What needs to be done: Reproduce each line bearing the word "here".

Material for the task:
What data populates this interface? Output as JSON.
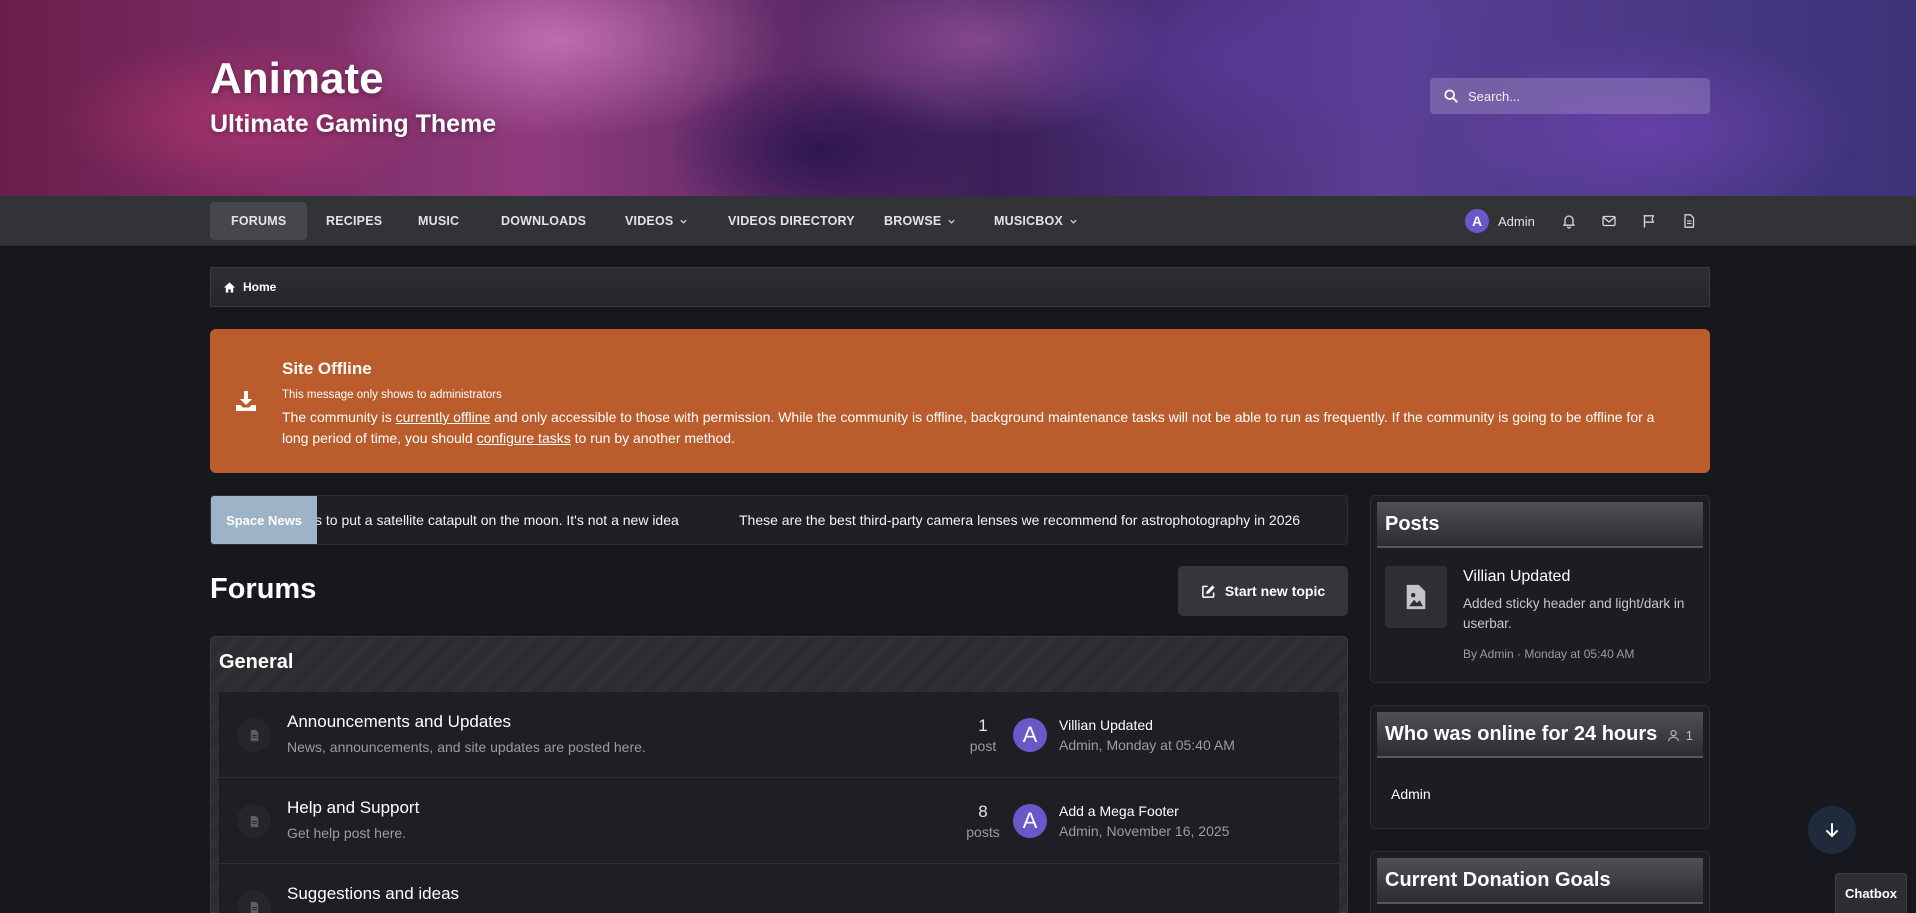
{
  "site": {
    "title": "Animate",
    "subtitle": "Ultimate Gaming Theme"
  },
  "search": {
    "placeholder": "Search..."
  },
  "nav": {
    "items": [
      {
        "label": "FORUMS",
        "active": true,
        "dropdown": false
      },
      {
        "label": "RECIPES",
        "active": false,
        "dropdown": false
      },
      {
        "label": "MUSIC",
        "active": false,
        "dropdown": false
      },
      {
        "label": "DOWNLOADS",
        "active": false,
        "dropdown": false
      },
      {
        "label": "VIDEOS",
        "active": false,
        "dropdown": true
      },
      {
        "label": "VIDEOS DIRECTORY",
        "active": false,
        "dropdown": false
      },
      {
        "label": "BROWSE",
        "active": false,
        "dropdown": true
      },
      {
        "label": "MUSICBOX",
        "active": false,
        "dropdown": true
      }
    ],
    "user": {
      "initial": "A",
      "name": "Admin"
    },
    "icons": [
      "bell-icon",
      "mail-icon",
      "flag-icon",
      "document-icon"
    ]
  },
  "breadcrumb": {
    "home": "Home"
  },
  "notice": {
    "title": "Site Offline",
    "small": "This message only shows to administrators",
    "text_1": "The community is ",
    "link_1": "currently offline",
    "text_2": " and only accessible to those with permission. While the community is offline, background maintenance tasks will not be able to run as frequently. If the community is going to be offline for a long period of time, you should ",
    "link_2": "configure tasks",
    "text_3": " to run by another method.",
    "color": "#bb5c2d"
  },
  "ticker": {
    "label": "Space News",
    "items": [
      "s to put a satellite catapult on the moon. It's not a new idea",
      "These are the best third-party camera lenses we recommend for astrophotography in 2026"
    ]
  },
  "forums": {
    "title": "Forums",
    "new_topic": "Start new topic",
    "category": "General",
    "rows": [
      {
        "title": "Announcements and Updates",
        "desc": "News, announcements, and site updates are posted here.",
        "count": "1",
        "unit": "post",
        "last_initial": "A",
        "last_title": "Villian Updated",
        "last_meta": "Admin, Monday at 05:40 AM"
      },
      {
        "title": "Help and Support",
        "desc": "Get help post here.",
        "count": "8",
        "unit": "posts",
        "last_initial": "A",
        "last_title": "Add a Mega Footer",
        "last_meta": "Admin, November 16, 2025"
      },
      {
        "title": "Suggestions and ideas",
        "desc": "",
        "count": "",
        "unit": "",
        "last_initial": "",
        "last_title": "",
        "last_meta": ""
      }
    ]
  },
  "sidebar": {
    "posts": {
      "title": "Posts",
      "item_title": "Villian Updated",
      "item_text": "Added sticky header and light/dark in userbar.",
      "item_meta": "By Admin · Monday at 05:40 AM"
    },
    "online": {
      "title": "Who was online for 24 hours",
      "count": "1",
      "names": [
        "Admin"
      ]
    },
    "donation": {
      "title": "Current Donation Goals"
    }
  },
  "chatbox": {
    "label": "Chatbox"
  },
  "colors": {
    "accent": "#6a58c8",
    "notice": "#bb5c2d",
    "ticker_label": "#9fb3c6"
  }
}
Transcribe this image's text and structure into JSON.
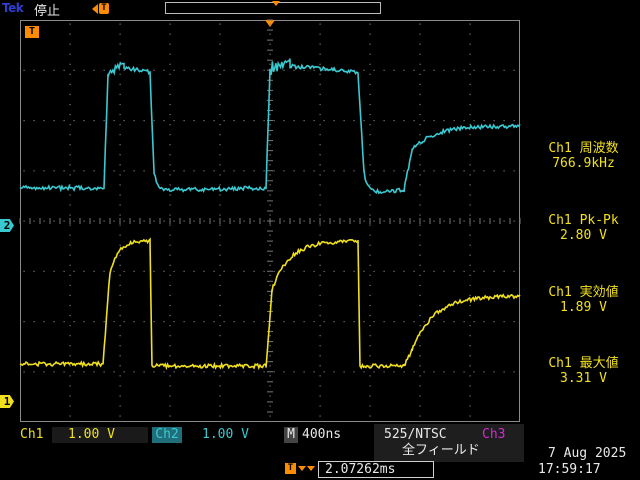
{
  "header": {
    "brand": "Tek",
    "run_state": "停止",
    "trigger_position_badge": "T"
  },
  "graticule": {
    "trigger_marker": "T",
    "channel_markers": {
      "ch2": "2",
      "ch1": "1"
    },
    "colors": {
      "ch1": "#f1e01e",
      "ch2": "#3ac9d1",
      "trigger": "#ff8c00",
      "grid": "#8a8a8a"
    }
  },
  "measurements": [
    {
      "label": "Ch1 周波数",
      "value": "766.9kHz"
    },
    {
      "label": "Ch1 Pk-Pk",
      "value": "2.80 V"
    },
    {
      "label": "Ch1 実効値",
      "value": "1.89 V"
    },
    {
      "label": "Ch1 最大値",
      "value": "3.31 V"
    }
  ],
  "status": {
    "ch1_label": "Ch1",
    "ch1_scale": "1.00 V",
    "ch2_label": "Ch2",
    "ch2_scale": "1.00 V",
    "timebase_prefix": "M",
    "timebase": "400ns",
    "trigger_standard": "525/NTSC",
    "trigger_source": "Ch3",
    "trigger_field": "全フィールド",
    "horizontal_position": "2.07262ms",
    "date": "7 Aug 2025",
    "time": "17:59:17"
  }
}
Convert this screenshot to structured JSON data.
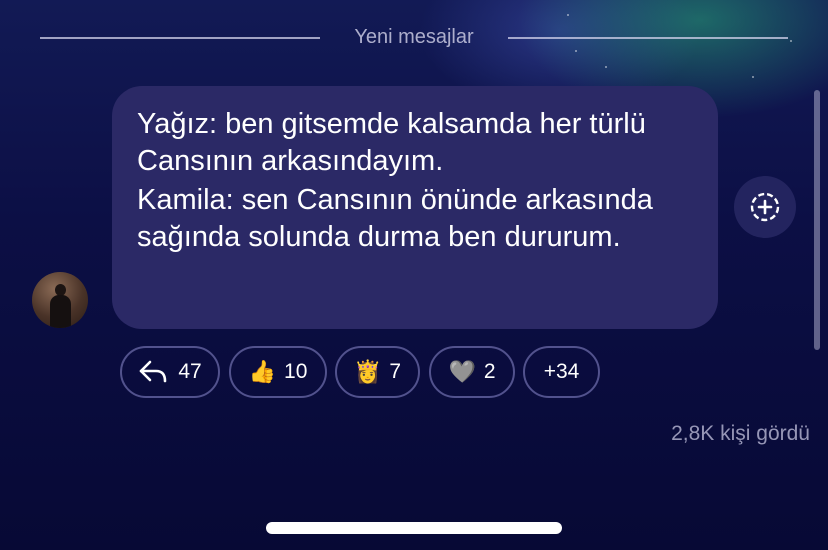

Answer to the task:
        "desc": "News, announcements, and site updates are posted here.",
        "desc": "Get help post here.",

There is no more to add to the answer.